▶ [Excerpted text]:
The Strange, Sensorial Sculptures of Adeline de Monseignat

Pin It

The Dutch-Monegasque artist who specialises in anthropomorphising hunks of glass tells AnOther about her latest works

Dutch-Monegasque artist Adeline de Monseignat specialises in creating work which straddles the uncanny, the alluring and the utterly strange. Monseignat is currently based in London, where her inclusion in the Saatchi Gallery’s UK/RAINE exhibition, which is designed to support emerging artists from the UK and Ukraine, is just one of many recent triumphs. The artist’s bold, sculptural works have been included in numerous shows this year, at institutions from the Ronchini Gallery, which represents her, to the Cob Gallery and Art Brussels, and the fervour doesn’t show any sign of slowing.

▶ [Short exercise a]:
Repeat the lines of the records word for word, starting at the first line and ending at the line that contains "start-button[interactable]: [6, 560, 46, 600]".

▶ [Items from a dataset]:

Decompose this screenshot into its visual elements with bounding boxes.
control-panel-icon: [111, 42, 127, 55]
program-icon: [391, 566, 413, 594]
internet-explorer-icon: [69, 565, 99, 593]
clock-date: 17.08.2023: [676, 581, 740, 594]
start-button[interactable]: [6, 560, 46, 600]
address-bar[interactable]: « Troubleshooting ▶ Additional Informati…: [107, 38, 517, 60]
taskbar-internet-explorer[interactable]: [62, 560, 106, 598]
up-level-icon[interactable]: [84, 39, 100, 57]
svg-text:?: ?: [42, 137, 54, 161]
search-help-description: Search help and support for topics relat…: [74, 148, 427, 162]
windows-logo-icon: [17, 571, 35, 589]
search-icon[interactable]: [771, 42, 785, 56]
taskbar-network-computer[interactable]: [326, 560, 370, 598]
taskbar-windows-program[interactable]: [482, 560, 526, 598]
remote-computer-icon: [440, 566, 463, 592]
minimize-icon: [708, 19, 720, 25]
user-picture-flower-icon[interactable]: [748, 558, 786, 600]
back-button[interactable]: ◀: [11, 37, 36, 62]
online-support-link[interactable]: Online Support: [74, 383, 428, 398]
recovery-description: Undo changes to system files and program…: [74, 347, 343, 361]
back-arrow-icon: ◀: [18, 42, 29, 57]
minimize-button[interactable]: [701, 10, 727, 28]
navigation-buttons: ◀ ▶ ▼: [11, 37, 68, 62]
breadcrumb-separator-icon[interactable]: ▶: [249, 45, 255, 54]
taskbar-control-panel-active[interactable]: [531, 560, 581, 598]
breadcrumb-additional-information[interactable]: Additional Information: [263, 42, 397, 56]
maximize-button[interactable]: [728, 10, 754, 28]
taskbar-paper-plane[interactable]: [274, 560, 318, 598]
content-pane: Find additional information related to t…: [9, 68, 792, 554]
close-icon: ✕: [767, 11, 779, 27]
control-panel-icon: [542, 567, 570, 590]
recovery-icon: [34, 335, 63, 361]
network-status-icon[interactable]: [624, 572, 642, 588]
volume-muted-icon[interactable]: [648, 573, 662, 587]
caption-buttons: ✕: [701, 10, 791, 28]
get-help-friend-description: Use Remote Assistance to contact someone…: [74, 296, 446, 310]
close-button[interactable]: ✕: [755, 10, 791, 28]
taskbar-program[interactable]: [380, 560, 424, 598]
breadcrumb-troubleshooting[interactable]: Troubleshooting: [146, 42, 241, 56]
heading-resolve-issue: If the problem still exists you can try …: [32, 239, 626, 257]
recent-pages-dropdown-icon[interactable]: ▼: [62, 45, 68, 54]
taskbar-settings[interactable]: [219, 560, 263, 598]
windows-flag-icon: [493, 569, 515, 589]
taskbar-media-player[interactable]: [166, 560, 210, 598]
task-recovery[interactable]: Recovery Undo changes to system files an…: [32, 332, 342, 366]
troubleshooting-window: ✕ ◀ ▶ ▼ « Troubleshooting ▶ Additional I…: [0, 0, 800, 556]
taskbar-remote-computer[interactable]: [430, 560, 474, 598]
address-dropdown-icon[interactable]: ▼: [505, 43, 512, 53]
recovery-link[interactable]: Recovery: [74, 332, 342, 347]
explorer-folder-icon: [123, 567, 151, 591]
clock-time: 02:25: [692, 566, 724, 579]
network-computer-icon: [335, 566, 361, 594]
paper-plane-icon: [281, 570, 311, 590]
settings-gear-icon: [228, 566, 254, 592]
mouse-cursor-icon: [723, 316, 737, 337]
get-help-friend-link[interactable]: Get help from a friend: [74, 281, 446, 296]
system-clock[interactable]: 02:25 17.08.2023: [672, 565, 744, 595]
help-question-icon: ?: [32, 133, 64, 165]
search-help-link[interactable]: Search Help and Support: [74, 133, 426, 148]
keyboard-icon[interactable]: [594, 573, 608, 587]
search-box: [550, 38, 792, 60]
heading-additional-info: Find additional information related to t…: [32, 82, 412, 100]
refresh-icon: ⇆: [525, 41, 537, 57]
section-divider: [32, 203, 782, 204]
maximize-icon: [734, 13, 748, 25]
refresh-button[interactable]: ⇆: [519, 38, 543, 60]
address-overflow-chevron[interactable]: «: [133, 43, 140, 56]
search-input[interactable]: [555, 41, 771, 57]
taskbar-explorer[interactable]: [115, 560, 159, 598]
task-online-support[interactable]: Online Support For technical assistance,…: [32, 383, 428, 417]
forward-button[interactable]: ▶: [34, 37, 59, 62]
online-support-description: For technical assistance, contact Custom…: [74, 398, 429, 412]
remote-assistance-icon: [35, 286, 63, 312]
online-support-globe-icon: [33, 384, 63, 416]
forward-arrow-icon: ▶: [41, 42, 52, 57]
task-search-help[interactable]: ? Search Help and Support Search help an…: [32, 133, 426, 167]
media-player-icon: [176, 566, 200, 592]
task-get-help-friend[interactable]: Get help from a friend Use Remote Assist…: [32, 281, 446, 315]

▶ [Short exercise b]:
Write out the passage from the piece on Adeline de Monseignat's sculptures, starting at "Dutch-Monegasque artist Adeline de" and ending at "sign of slowing.", with "London" swapped for "Paris".

▶ [Written response a]:
Decompose this screenshot into its visual elements with bounding boxes.
control-panel-icon: [111, 42, 127, 55]
program-icon: [391, 566, 413, 594]
internet-explorer-icon: [69, 565, 99, 593]
clock-date: 17.08.2023: [676, 581, 740, 594]
start-button[interactable]: [6, 560, 46, 600]

▶ [Written response b]:
Dutch-Monegasque artist Adeline de Monseignat specialises in creating work which straddles the uncanny, the alluring and the utterly strange. Monseignat is currently based in Paris, where her inclusion in the Saatchi Gallery’s UK/RAINE exhibition, which is designed to support emerging artists from the UK and Ukraine, is just one of many recent triumphs. The artist’s bold, sculptural works have been included in numerous shows this year, at institutions from the Ronchini Gallery, which represents her, to the Cob Gallery and Art Brussels, and the fervour doesn’t show any sign of slowing.